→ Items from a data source

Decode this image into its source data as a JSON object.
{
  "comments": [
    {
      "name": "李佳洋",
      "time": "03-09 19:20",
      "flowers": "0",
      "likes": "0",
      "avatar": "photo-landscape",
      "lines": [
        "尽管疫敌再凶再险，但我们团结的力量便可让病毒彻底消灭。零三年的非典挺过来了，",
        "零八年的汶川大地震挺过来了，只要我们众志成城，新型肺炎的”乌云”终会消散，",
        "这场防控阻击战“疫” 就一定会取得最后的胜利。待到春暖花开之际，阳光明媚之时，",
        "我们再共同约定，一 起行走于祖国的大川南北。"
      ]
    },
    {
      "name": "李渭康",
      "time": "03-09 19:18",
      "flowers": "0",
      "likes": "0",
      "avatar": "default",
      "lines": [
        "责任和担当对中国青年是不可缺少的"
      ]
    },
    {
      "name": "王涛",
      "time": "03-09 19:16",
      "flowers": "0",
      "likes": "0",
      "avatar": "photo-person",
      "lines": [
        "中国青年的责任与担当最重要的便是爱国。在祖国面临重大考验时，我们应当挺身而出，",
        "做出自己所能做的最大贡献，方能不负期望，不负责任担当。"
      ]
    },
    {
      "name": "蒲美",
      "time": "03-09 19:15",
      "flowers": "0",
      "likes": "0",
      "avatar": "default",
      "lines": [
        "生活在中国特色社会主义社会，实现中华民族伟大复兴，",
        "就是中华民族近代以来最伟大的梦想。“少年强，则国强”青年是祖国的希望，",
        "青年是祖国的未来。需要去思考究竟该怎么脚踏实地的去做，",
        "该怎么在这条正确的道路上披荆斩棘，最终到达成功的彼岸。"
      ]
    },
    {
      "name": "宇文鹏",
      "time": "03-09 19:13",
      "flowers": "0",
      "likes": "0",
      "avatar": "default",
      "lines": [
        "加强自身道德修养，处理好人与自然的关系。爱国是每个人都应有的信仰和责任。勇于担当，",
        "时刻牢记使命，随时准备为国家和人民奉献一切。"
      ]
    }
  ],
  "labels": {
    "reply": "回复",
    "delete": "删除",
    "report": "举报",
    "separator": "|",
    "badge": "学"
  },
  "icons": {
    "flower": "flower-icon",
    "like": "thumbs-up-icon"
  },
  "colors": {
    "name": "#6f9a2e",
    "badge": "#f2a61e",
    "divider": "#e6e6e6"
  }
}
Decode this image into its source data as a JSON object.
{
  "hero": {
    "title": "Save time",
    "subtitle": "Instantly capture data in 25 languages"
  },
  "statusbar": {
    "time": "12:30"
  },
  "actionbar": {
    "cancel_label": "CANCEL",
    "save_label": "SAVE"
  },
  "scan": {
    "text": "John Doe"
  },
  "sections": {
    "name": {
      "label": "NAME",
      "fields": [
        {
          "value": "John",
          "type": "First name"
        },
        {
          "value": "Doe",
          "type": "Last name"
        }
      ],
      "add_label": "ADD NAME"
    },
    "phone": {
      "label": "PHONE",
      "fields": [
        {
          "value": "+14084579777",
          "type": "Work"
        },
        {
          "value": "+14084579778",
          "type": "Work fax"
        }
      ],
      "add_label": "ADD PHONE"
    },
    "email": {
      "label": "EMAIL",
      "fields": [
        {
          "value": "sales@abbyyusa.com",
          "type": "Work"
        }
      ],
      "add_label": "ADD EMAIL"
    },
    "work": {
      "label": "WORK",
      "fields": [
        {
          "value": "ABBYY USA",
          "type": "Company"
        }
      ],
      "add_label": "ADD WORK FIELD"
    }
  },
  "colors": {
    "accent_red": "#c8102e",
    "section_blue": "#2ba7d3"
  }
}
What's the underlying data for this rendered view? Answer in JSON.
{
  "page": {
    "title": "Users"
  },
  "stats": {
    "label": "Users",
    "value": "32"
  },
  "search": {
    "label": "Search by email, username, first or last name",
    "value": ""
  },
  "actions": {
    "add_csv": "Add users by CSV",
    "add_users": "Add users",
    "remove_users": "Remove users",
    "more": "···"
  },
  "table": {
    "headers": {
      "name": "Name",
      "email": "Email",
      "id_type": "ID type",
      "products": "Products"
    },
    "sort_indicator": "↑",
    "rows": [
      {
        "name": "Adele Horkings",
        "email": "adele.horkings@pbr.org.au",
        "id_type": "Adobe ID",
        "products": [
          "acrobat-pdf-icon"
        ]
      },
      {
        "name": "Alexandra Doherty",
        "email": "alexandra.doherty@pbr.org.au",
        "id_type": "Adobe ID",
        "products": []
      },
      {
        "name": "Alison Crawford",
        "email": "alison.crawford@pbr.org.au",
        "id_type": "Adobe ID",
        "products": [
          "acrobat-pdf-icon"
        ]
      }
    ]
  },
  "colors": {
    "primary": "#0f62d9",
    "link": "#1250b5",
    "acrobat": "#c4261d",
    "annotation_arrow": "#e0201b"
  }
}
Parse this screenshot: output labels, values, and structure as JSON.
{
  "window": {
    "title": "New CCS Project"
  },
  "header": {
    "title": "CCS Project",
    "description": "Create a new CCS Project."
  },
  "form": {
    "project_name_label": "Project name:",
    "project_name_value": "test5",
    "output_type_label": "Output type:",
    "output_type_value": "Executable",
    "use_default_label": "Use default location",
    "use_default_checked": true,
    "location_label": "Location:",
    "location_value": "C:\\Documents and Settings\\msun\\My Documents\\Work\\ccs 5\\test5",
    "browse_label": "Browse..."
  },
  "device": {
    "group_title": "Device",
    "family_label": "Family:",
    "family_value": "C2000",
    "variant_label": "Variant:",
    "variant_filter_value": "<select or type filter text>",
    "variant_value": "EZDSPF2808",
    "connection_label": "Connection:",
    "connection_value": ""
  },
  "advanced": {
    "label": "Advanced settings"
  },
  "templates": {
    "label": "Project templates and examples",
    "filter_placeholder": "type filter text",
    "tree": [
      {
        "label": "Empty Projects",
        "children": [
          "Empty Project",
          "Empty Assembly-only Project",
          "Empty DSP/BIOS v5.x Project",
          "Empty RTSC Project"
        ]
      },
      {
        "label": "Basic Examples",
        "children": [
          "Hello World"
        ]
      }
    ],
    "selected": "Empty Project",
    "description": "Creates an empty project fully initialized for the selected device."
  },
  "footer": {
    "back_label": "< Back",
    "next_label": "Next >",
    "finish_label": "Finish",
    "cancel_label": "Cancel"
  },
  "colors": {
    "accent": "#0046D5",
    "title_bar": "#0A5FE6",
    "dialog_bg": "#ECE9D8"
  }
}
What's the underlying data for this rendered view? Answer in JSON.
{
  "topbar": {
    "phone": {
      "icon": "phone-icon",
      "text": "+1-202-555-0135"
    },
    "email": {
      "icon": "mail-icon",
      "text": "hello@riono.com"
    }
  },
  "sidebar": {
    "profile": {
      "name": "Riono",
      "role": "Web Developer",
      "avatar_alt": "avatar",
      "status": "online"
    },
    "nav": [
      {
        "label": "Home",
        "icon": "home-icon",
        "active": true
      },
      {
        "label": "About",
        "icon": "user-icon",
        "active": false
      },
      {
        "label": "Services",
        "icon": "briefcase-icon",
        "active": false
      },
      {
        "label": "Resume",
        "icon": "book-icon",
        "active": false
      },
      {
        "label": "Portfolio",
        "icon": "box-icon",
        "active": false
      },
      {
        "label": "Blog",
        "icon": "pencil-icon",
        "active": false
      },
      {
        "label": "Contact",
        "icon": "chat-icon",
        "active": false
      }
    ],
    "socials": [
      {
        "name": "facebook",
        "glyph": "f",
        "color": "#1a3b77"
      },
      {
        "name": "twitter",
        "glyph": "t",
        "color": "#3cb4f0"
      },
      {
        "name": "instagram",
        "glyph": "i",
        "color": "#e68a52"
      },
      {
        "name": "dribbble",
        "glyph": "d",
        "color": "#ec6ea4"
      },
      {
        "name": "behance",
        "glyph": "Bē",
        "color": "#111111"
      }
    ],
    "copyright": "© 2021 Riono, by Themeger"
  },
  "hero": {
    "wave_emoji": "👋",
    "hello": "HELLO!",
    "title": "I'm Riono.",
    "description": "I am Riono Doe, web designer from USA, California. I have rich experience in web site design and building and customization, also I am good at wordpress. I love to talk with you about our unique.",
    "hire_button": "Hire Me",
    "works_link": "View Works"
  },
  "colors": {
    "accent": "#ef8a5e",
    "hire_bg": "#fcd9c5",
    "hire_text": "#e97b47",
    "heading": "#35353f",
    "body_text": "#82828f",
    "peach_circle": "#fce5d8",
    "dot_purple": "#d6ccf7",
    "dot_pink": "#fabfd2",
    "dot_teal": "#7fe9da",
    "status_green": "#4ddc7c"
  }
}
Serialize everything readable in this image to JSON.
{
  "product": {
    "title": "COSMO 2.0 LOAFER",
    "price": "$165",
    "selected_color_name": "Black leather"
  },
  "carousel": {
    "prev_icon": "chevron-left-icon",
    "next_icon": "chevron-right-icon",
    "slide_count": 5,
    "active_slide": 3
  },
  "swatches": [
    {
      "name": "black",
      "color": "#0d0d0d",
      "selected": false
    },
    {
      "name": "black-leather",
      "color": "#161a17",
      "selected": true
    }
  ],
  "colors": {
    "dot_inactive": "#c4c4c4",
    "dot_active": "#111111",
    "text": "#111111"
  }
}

→ Instruction
Extract the lines above from the one containing "Serialize everything readable" to the last line, both included, exactly as written.

→ Complete response
Serialize everything readable in this image to JSON.
{
  "product": {
    "title": "COSMO 2.0 LOAFER",
    "price": "$165",
    "selected_color_name": "Black leather"
  },
  "carousel": {
    "prev_icon": "chevron-left-icon",
    "next_icon": "chevron-right-icon",
    "slide_count": 5,
    "active_slide": 3
  },
  "swatches": [
    {
      "name": "black",
      "color": "#0d0d0d",
      "selected": false
    },
    {
      "name": "black-leather",
      "color": "#161a17",
      "selected": true
    }
  ],
  "colors": {
    "dot_inactive": "#c4c4c4",
    "dot_active": "#111111",
    "text": "#111111"
  }
}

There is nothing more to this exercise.